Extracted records
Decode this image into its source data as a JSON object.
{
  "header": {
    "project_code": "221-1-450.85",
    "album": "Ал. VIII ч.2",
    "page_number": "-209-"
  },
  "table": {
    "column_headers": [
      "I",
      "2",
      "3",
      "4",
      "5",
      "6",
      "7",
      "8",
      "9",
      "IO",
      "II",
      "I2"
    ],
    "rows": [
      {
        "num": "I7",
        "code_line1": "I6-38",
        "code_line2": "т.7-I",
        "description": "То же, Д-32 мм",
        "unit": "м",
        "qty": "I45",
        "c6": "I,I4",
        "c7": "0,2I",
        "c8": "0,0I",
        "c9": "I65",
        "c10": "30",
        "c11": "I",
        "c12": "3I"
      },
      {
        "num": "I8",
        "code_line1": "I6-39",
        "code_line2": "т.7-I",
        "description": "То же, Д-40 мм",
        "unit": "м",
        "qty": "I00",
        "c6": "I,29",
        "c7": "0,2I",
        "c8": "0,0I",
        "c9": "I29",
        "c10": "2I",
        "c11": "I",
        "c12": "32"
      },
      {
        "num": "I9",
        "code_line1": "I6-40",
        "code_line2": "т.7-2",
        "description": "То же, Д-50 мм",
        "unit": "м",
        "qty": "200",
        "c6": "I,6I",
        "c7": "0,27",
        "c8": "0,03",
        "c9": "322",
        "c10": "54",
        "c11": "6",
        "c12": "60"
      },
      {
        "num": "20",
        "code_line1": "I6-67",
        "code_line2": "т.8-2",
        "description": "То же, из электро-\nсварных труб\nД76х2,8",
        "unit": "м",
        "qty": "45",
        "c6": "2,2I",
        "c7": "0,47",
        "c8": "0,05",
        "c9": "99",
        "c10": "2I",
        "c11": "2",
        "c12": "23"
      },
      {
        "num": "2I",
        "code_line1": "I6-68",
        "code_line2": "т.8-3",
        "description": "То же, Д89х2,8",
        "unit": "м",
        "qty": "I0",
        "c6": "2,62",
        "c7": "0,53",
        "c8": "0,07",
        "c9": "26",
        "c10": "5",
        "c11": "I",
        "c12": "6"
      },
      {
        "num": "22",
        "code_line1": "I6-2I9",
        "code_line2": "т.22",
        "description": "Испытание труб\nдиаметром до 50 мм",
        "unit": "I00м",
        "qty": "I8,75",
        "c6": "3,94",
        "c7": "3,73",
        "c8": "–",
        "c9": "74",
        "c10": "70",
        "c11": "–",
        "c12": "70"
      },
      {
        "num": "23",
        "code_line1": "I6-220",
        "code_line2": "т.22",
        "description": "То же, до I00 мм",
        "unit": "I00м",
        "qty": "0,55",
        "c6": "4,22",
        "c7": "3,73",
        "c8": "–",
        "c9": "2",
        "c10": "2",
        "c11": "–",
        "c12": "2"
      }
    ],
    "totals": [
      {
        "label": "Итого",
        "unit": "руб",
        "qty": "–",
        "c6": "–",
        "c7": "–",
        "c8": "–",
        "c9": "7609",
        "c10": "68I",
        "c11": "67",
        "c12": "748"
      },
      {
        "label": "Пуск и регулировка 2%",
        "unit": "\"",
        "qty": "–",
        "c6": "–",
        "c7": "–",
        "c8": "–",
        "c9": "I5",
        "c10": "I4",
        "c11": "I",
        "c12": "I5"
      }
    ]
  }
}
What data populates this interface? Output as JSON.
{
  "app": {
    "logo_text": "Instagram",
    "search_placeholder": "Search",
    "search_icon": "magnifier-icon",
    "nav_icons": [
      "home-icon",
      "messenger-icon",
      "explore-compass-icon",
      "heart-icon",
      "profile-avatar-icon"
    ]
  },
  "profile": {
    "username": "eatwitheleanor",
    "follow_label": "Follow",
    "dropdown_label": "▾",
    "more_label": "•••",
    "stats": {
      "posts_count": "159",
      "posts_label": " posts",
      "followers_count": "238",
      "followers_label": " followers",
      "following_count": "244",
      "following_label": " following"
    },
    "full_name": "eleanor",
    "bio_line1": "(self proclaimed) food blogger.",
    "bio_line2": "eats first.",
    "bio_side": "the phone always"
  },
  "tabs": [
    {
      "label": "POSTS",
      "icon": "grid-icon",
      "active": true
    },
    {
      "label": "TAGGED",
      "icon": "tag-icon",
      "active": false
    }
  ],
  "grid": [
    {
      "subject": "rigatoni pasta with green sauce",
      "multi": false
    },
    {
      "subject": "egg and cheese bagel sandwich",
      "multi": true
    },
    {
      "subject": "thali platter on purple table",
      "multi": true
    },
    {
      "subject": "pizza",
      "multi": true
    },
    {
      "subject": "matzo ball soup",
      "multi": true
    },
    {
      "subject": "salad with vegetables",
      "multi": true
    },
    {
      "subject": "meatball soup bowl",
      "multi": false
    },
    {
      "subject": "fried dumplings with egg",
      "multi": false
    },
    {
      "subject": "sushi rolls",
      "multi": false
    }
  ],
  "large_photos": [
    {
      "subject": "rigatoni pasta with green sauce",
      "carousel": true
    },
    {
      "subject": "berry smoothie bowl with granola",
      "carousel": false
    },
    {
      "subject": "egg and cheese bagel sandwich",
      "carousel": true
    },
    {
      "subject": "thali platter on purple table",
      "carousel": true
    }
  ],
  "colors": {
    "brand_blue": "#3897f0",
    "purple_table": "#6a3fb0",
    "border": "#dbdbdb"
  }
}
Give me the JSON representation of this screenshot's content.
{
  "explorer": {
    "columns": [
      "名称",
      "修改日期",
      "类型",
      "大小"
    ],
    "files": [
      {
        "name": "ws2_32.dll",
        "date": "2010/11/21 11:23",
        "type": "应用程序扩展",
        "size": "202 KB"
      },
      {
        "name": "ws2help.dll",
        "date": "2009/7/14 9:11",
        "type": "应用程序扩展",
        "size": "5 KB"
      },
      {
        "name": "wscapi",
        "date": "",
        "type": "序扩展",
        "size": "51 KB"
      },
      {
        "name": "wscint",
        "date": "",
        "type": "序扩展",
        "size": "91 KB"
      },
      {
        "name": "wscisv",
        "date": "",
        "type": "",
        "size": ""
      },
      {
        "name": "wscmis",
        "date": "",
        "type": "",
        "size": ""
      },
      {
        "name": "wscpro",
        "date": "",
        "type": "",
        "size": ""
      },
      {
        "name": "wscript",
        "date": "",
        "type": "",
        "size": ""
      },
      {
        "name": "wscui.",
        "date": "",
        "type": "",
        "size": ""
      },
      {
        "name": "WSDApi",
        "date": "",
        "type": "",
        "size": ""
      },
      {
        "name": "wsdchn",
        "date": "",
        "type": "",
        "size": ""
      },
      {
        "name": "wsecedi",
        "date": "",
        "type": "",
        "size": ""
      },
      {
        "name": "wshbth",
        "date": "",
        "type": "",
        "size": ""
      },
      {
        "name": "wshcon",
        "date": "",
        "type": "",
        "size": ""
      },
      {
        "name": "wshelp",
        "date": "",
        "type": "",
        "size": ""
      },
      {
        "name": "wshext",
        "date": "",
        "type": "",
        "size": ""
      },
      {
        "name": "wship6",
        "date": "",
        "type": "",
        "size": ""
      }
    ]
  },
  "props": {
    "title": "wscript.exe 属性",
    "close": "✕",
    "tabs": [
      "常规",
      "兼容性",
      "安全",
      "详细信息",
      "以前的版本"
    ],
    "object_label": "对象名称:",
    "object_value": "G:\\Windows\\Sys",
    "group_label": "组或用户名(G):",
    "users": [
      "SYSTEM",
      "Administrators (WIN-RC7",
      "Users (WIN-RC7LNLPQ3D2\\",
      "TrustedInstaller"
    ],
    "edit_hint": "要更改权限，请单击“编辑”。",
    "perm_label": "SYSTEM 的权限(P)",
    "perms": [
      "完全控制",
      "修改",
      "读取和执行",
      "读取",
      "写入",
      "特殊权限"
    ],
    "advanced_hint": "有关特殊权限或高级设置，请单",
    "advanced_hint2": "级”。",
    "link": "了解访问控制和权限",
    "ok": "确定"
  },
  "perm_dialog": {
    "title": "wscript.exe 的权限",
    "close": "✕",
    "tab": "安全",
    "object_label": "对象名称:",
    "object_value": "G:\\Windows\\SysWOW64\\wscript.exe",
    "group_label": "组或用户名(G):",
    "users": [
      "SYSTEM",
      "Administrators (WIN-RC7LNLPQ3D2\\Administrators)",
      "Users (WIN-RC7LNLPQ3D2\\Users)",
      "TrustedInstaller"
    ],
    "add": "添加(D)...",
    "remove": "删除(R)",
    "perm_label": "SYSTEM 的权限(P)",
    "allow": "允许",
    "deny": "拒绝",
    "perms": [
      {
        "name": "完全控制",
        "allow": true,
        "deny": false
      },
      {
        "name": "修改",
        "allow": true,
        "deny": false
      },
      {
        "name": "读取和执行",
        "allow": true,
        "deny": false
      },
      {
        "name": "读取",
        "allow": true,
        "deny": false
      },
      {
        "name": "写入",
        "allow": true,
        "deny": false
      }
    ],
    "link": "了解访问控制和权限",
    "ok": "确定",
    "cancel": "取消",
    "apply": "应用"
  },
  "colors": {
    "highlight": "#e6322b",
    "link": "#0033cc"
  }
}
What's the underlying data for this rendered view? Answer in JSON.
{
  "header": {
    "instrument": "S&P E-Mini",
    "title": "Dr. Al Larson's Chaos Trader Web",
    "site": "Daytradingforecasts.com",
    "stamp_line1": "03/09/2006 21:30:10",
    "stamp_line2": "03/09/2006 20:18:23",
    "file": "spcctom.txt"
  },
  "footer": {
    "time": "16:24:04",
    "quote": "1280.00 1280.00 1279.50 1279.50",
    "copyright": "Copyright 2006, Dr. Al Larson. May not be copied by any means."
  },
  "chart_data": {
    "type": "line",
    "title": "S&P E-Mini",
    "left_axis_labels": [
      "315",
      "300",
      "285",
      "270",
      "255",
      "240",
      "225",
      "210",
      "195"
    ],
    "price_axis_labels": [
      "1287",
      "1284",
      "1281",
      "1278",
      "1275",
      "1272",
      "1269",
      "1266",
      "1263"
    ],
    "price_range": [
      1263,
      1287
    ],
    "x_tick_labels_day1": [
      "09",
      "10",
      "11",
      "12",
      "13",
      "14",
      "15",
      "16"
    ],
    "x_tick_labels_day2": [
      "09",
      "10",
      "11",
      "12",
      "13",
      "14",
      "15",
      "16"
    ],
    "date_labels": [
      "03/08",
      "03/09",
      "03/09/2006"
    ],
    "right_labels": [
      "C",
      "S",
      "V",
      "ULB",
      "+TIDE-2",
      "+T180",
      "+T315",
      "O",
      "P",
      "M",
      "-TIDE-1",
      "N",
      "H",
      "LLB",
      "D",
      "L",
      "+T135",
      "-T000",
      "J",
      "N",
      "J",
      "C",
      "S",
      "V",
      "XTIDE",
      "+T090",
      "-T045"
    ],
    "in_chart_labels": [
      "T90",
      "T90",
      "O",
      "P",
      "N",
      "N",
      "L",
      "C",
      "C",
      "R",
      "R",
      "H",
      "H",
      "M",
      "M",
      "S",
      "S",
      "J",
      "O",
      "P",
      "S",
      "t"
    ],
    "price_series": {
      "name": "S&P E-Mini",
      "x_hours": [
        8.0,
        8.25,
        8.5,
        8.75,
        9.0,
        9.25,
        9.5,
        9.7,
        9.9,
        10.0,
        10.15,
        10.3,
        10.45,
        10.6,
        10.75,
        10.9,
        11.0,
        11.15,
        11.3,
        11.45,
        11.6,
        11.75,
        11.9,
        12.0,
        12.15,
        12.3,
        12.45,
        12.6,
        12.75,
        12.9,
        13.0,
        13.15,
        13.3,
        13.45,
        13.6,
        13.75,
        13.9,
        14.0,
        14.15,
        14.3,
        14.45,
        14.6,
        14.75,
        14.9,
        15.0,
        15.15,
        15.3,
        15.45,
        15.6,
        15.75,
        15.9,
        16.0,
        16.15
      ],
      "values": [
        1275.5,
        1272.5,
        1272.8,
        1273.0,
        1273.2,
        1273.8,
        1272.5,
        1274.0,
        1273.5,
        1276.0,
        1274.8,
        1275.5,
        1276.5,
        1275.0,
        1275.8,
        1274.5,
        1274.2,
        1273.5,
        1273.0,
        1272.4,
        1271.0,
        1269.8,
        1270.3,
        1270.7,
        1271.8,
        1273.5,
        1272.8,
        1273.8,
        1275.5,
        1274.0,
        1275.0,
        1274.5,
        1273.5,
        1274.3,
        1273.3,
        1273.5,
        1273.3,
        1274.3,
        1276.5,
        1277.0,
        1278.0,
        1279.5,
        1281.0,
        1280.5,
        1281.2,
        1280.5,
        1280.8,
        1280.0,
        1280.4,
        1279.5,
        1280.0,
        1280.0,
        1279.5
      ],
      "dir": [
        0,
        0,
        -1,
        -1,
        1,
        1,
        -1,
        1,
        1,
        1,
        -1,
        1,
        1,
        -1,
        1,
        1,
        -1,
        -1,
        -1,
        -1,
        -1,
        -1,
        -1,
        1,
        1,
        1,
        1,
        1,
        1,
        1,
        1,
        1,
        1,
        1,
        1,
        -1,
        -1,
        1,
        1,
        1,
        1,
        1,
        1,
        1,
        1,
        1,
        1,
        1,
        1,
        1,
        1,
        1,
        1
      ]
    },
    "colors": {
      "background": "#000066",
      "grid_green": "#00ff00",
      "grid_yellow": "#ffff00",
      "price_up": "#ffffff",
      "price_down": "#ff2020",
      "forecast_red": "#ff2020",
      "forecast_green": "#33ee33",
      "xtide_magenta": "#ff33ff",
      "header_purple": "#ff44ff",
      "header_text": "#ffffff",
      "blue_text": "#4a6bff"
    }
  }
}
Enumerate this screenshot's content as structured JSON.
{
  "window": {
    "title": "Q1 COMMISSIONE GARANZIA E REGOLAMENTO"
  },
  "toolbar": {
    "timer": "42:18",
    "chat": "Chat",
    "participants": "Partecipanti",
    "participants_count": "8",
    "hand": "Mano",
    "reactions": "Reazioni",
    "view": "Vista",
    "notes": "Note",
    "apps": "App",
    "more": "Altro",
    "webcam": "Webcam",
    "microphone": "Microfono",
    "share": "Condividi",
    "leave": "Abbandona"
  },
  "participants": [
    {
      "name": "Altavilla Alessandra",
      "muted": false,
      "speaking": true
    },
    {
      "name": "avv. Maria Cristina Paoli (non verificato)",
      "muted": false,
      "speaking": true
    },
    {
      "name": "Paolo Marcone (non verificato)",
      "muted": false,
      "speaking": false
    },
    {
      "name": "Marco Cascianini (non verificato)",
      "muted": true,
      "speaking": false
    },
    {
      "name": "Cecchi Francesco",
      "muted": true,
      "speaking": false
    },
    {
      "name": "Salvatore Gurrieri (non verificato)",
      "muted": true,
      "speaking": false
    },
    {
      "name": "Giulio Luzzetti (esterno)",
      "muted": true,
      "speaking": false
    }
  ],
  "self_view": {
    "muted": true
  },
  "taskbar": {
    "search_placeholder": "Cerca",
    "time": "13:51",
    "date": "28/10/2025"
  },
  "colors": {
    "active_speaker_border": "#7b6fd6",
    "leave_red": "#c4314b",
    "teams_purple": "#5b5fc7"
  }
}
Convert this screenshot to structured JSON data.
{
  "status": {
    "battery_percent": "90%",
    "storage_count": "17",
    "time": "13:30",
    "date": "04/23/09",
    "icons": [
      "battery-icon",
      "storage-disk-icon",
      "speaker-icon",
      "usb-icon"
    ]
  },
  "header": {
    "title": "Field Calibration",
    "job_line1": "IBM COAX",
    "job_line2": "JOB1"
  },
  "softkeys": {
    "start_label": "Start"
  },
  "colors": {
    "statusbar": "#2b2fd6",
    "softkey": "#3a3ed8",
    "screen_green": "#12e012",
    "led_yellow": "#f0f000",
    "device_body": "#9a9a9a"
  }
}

**Stated problem:** The lines to reproduce run from the one that contains "Convert this screenshot" through the last line above; copy them exactly.

**Problem solution:**
Convert this screenshot to structured JSON data.
{
  "status": {
    "battery_percent": "90%",
    "storage_count": "17",
    "time": "13:30",
    "date": "04/23/09",
    "icons": [
      "battery-icon",
      "storage-disk-icon",
      "speaker-icon",
      "usb-icon"
    ]
  },
  "header": {
    "title": "Field Calibration",
    "job_line1": "IBM COAX",
    "job_line2": "JOB1"
  },
  "softkeys": {
    "start_label": "Start"
  },
  "colors": {
    "statusbar": "#2b2fd6",
    "softkey": "#3a3ed8",
    "screen_green": "#12e012",
    "led_yellow": "#f0f000",
    "device_body": "#9a9a9a"
  }
}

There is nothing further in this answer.